**Aim of the task**
Your answer should be a single number: the count of lines that hold the word "JSON".

====== Exercise data

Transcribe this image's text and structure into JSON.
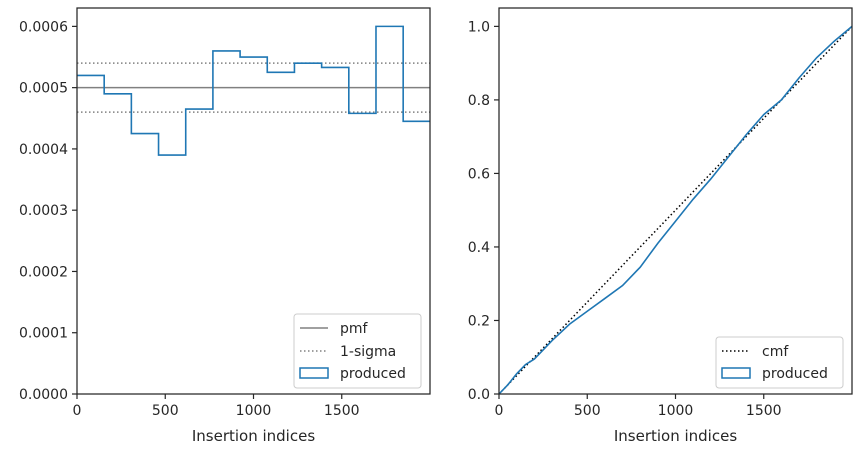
{
  "chart_data": [
    {
      "type": "step",
      "xlabel": "Insertion indices",
      "ylabel": "",
      "xlim": [
        0,
        2000
      ],
      "ylim": [
        0,
        0.00063
      ],
      "xticks": [
        0,
        500,
        1000,
        1500
      ],
      "xtick_labels": [
        "0",
        "500",
        "1000",
        "1500"
      ],
      "yticks": [
        0,
        0.0001,
        0.0002,
        0.0003,
        0.0004,
        0.0005,
        0.0006
      ],
      "ytick_labels": [
        "0.0000",
        "0.0001",
        "0.0002",
        "0.0003",
        "0.0004",
        "0.0005",
        "0.0006"
      ],
      "grid": false,
      "legend_position": "lower-right",
      "legend": [
        "pmf",
        "1-sigma",
        "produced"
      ],
      "reference_lines": [
        {
          "name": "pmf",
          "y": 0.0005,
          "style": "solid",
          "color": "#808080"
        },
        {
          "name": "1-sigma",
          "y": 0.00054,
          "style": "dotted",
          "color": "#808080"
        },
        {
          "name": "1-sigma",
          "y": 0.00046,
          "style": "dotted",
          "color": "#808080"
        }
      ],
      "series": [
        {
          "name": "produced",
          "color": "#1f77b4",
          "bin_edges": [
            0,
            154,
            308,
            462,
            616,
            770,
            924,
            1078,
            1232,
            1386,
            1540,
            1694,
            1848,
            2000
          ],
          "values": [
            0.00052,
            0.00049,
            0.000425,
            0.00039,
            0.000465,
            0.00056,
            0.00055,
            0.000525,
            0.00054,
            0.000533,
            0.000458,
            0.0006,
            0.000445
          ]
        }
      ]
    },
    {
      "type": "line",
      "xlabel": "Insertion indices",
      "ylabel": "",
      "xlim": [
        0,
        2000
      ],
      "ylim": [
        0,
        1.05
      ],
      "xticks": [
        0,
        500,
        1000,
        1500
      ],
      "xtick_labels": [
        "0",
        "500",
        "1000",
        "1500"
      ],
      "yticks": [
        0,
        0.2,
        0.4,
        0.6,
        0.8,
        1.0
      ],
      "ytick_labels": [
        "0.0",
        "0.2",
        "0.4",
        "0.6",
        "0.8",
        "1.0"
      ],
      "grid": false,
      "legend_position": "lower-right",
      "legend": [
        "cmf",
        "produced"
      ],
      "series": [
        {
          "name": "cmf",
          "color": "#000000",
          "style": "dotted",
          "x": [
            0,
            2000
          ],
          "y": [
            0,
            1.0
          ]
        },
        {
          "name": "produced",
          "color": "#1f77b4",
          "x": [
            0,
            50,
            100,
            150,
            200,
            250,
            300,
            400,
            500,
            600,
            700,
            800,
            900,
            1000,
            1100,
            1200,
            1300,
            1400,
            1500,
            1600,
            1700,
            1800,
            1900,
            2000
          ],
          "y": [
            0,
            0.025,
            0.055,
            0.08,
            0.095,
            0.12,
            0.145,
            0.19,
            0.225,
            0.26,
            0.295,
            0.345,
            0.41,
            0.47,
            0.53,
            0.585,
            0.645,
            0.705,
            0.76,
            0.8,
            0.86,
            0.915,
            0.96,
            1.0
          ]
        }
      ]
    }
  ]
}
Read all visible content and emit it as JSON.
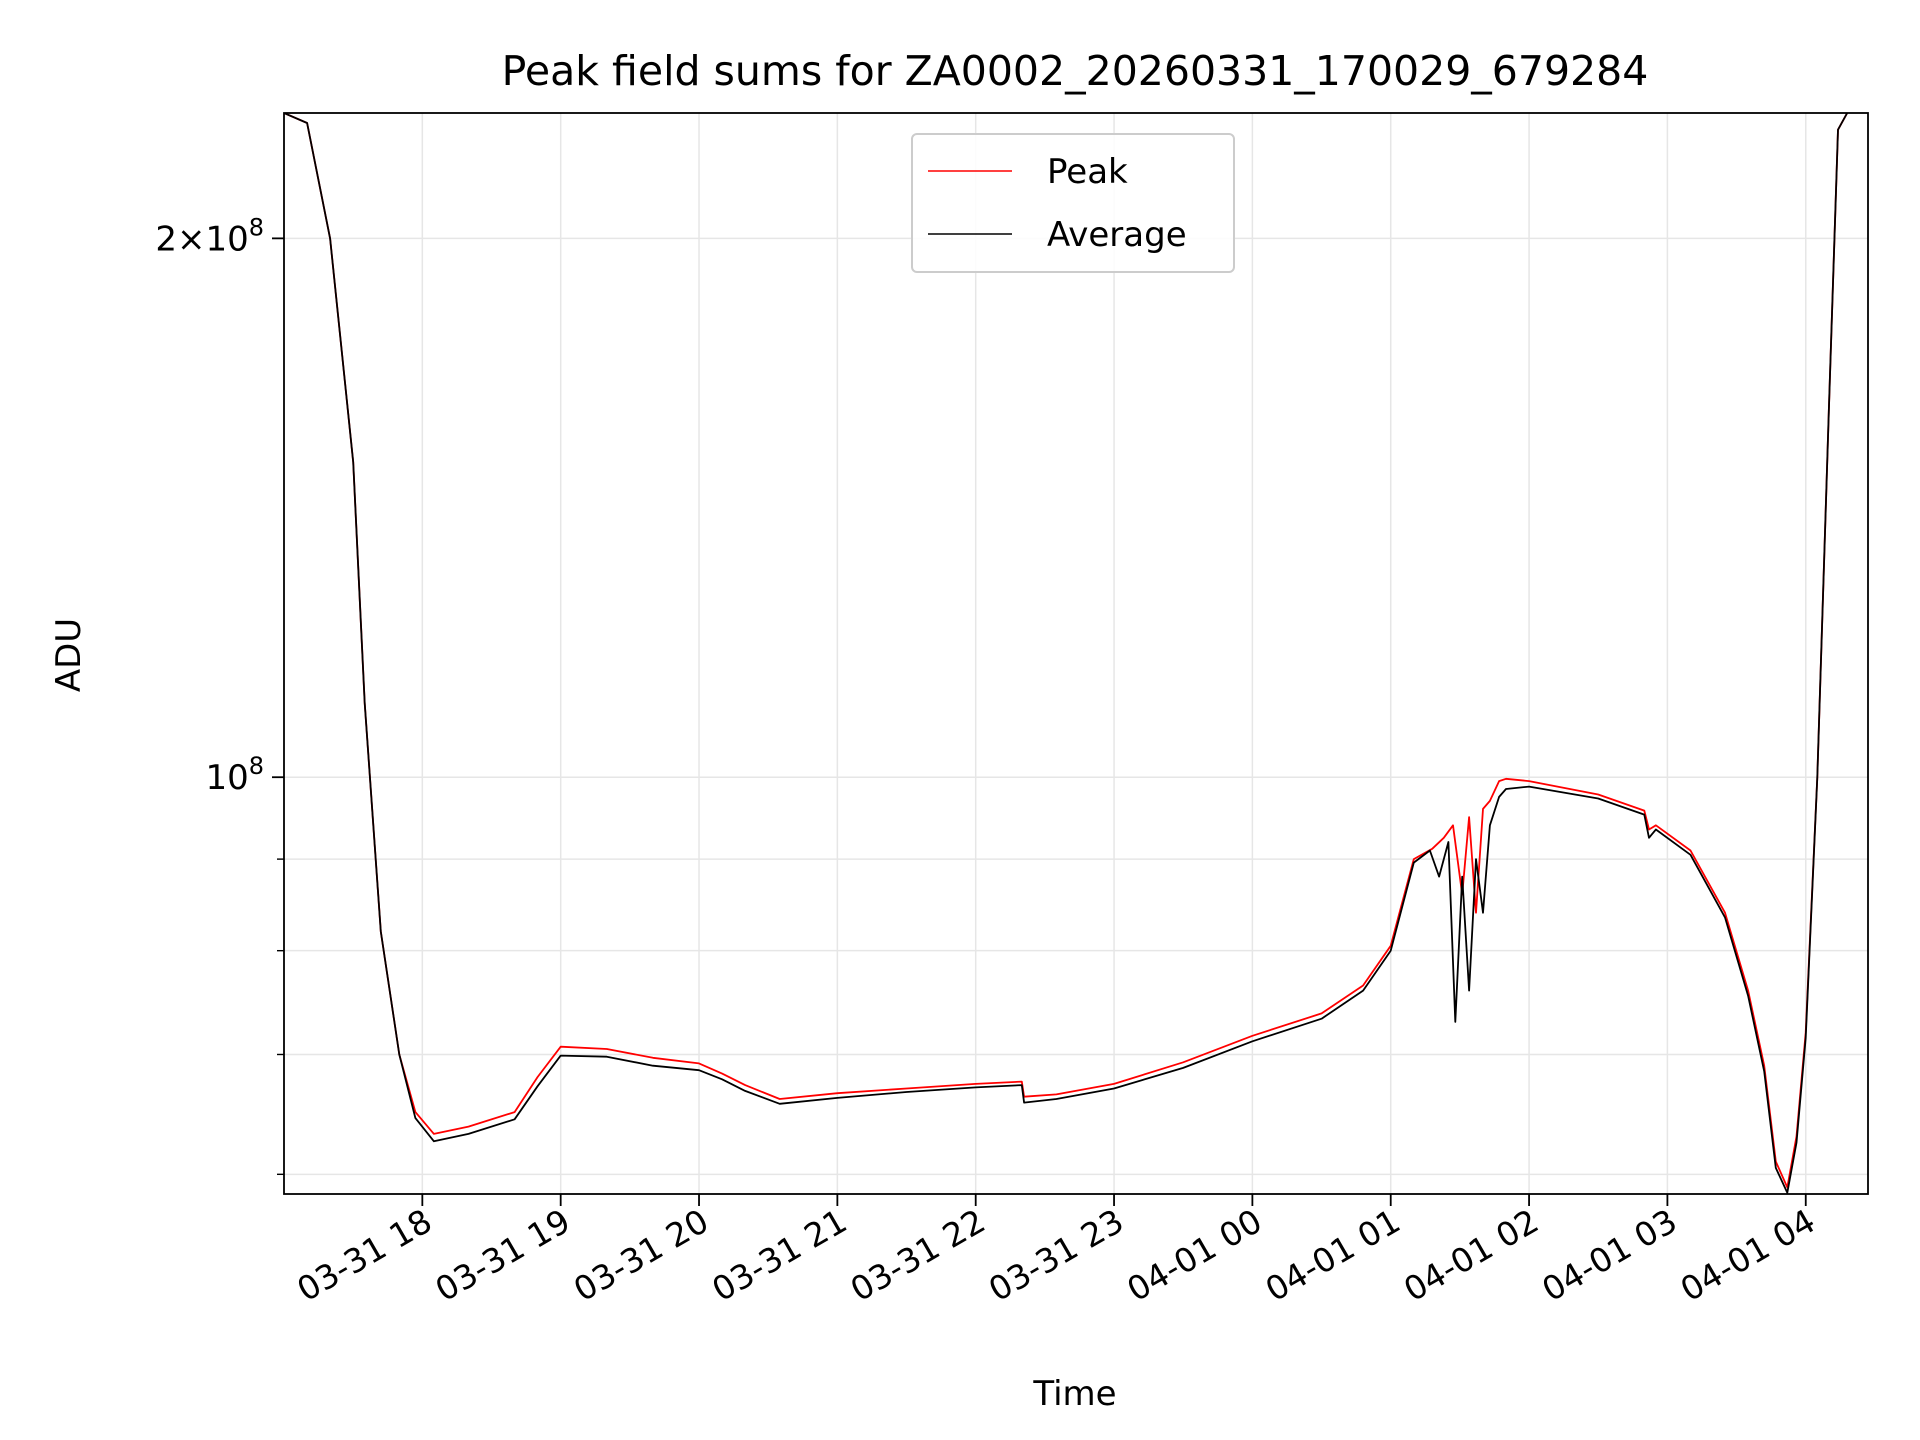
{
  "chart_data": {
    "type": "line",
    "title": "Peak field sums for ZA0002_20260331_170029_679284",
    "xlabel": "Time",
    "ylabel": "ADU",
    "x_range": [
      "2026-03-31 17:00",
      "2026-04-01 04:27"
    ],
    "x_ticks": [
      "03-31 18",
      "03-31 19",
      "03-31 20",
      "03-31 21",
      "03-31 22",
      "03-31 23",
      "04-01 00",
      "04-01 01",
      "04-01 02",
      "04-01 03",
      "04-01 04"
    ],
    "x_tick_dates": [
      "2026-03-31 18:00",
      "2026-03-31 19:00",
      "2026-03-31 20:00",
      "2026-03-31 21:00",
      "2026-03-31 22:00",
      "2026-03-31 23:00",
      "2026-04-01 00:00",
      "2026-04-01 01:00",
      "2026-04-01 02:00",
      "2026-04-01 03:00",
      "2026-04-01 04:00"
    ],
    "y_scale": "log",
    "ylim": [
      58500000,
      235000000
    ],
    "y_major_ticks": [
      {
        "value": 100000000,
        "label": "10^8"
      },
      {
        "value": 200000000,
        "label": "2×10^8"
      }
    ],
    "y_minor_ticks": [
      60000000,
      70000000,
      80000000,
      90000000
    ],
    "grid": true,
    "legend_position": "upper center",
    "colors": {
      "peak": "#ff0000",
      "average": "#000000",
      "grid": "#e6e6e6"
    },
    "series": [
      {
        "name": "Peak",
        "color": "#ff0000",
        "x": [
          "2026-03-31 17:00",
          "2026-03-31 17:10",
          "2026-03-31 17:20",
          "2026-03-31 17:30",
          "2026-03-31 17:35",
          "2026-03-31 17:42",
          "2026-03-31 17:50",
          "2026-03-31 17:57",
          "2026-03-31 18:05",
          "2026-03-31 18:20",
          "2026-03-31 18:40",
          "2026-03-31 18:50",
          "2026-03-31 19:00",
          "2026-03-31 19:20",
          "2026-03-31 19:40",
          "2026-03-31 20:00",
          "2026-03-31 20:10",
          "2026-03-31 20:20",
          "2026-03-31 20:35",
          "2026-03-31 21:00",
          "2026-03-31 21:30",
          "2026-03-31 22:00",
          "2026-03-31 22:20",
          "2026-03-31 22:21",
          "2026-03-31 22:35",
          "2026-03-31 23:00",
          "2026-03-31 23:30",
          "2026-04-01 00:00",
          "2026-04-01 00:30",
          "2026-04-01 00:48",
          "2026-04-01 01:00",
          "2026-04-01 01:10",
          "2026-04-01 01:18",
          "2026-04-01 01:23",
          "2026-04-01 01:27",
          "2026-04-01 01:31",
          "2026-04-01 01:34",
          "2026-04-01 01:37",
          "2026-04-01 01:40",
          "2026-04-01 01:43",
          "2026-04-01 01:47",
          "2026-04-01 01:50",
          "2026-04-01 02:00",
          "2026-04-01 02:30",
          "2026-04-01 02:50",
          "2026-04-01 02:52",
          "2026-04-01 02:55",
          "2026-04-01 03:10",
          "2026-04-01 03:25",
          "2026-04-01 03:35",
          "2026-04-01 03:42",
          "2026-04-01 03:47",
          "2026-04-01 03:52",
          "2026-04-01 03:56",
          "2026-04-01 04:00",
          "2026-04-01 04:05",
          "2026-04-01 04:10",
          "2026-04-01 04:14",
          "2026-04-01 04:18"
        ],
        "y": [
          235000000,
          232000000,
          200000000,
          150000000,
          110000000,
          82000000,
          70000000,
          65000000,
          63200000,
          63800000,
          65000000,
          68000000,
          70700000,
          70500000,
          69700000,
          69200000,
          68300000,
          67300000,
          66100000,
          66600000,
          67000000,
          67400000,
          67600000,
          66300000,
          66500000,
          67400000,
          69300000,
          71700000,
          73800000,
          76500000,
          80500000,
          90000000,
          91200000,
          92500000,
          94000000,
          86000000,
          95000000,
          84000000,
          96000000,
          97000000,
          99500000,
          99800000,
          99500000,
          97800000,
          95800000,
          93500000,
          94000000,
          91000000,
          84000000,
          76000000,
          69000000,
          61000000,
          59000000,
          63000000,
          72000000,
          100000000,
          160000000,
          230000000,
          235000000
        ]
      },
      {
        "name": "Average",
        "color": "#000000",
        "x": [
          "2026-03-31 17:00",
          "2026-03-31 17:10",
          "2026-03-31 17:20",
          "2026-03-31 17:30",
          "2026-03-31 17:35",
          "2026-03-31 17:42",
          "2026-03-31 17:50",
          "2026-03-31 17:57",
          "2026-03-31 18:05",
          "2026-03-31 18:20",
          "2026-03-31 18:40",
          "2026-03-31 18:50",
          "2026-03-31 19:00",
          "2026-03-31 19:20",
          "2026-03-31 19:40",
          "2026-03-31 20:00",
          "2026-03-31 20:10",
          "2026-03-31 20:20",
          "2026-03-31 20:35",
          "2026-03-31 21:00",
          "2026-03-31 21:30",
          "2026-03-31 22:00",
          "2026-03-31 22:20",
          "2026-03-31 22:21",
          "2026-03-31 22:35",
          "2026-03-31 23:00",
          "2026-03-31 23:30",
          "2026-04-01 00:00",
          "2026-04-01 00:30",
          "2026-04-01 00:48",
          "2026-04-01 01:00",
          "2026-04-01 01:10",
          "2026-04-01 01:17",
          "2026-04-01 01:21",
          "2026-04-01 01:25",
          "2026-04-01 01:28",
          "2026-04-01 01:31",
          "2026-04-01 01:34",
          "2026-04-01 01:37",
          "2026-04-01 01:40",
          "2026-04-01 01:43",
          "2026-04-01 01:47",
          "2026-04-01 01:50",
          "2026-04-01 02:00",
          "2026-04-01 02:30",
          "2026-04-01 02:50",
          "2026-04-01 02:52",
          "2026-04-01 02:55",
          "2026-04-01 03:10",
          "2026-04-01 03:25",
          "2026-04-01 03:35",
          "2026-04-01 03:42",
          "2026-04-01 03:47",
          "2026-04-01 03:52",
          "2026-04-01 03:56",
          "2026-04-01 04:00",
          "2026-04-01 04:05",
          "2026-04-01 04:10",
          "2026-04-01 04:14",
          "2026-04-01 04:18"
        ],
        "y": [
          235000000,
          232000000,
          200000000,
          150000000,
          110000000,
          82000000,
          70000000,
          64500000,
          62600000,
          63200000,
          64400000,
          67200000,
          69900000,
          69800000,
          69000000,
          68600000,
          67800000,
          66800000,
          65700000,
          66200000,
          66700000,
          67100000,
          67300000,
          65800000,
          66100000,
          67000000,
          68800000,
          71200000,
          73300000,
          76000000,
          80000000,
          89600000,
          91000000,
          88000000,
          92000000,
          73000000,
          88000000,
          76000000,
          90000000,
          84000000,
          94000000,
          97500000,
          98500000,
          98800000,
          97300000,
          95300000,
          92500000,
          93500000,
          90500000,
          83500000,
          75500000,
          68500000,
          60500000,
          58600000,
          62500000,
          71500000,
          100000000,
          160000000,
          230000000,
          235000000
        ]
      }
    ]
  }
}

============

**Output below**
2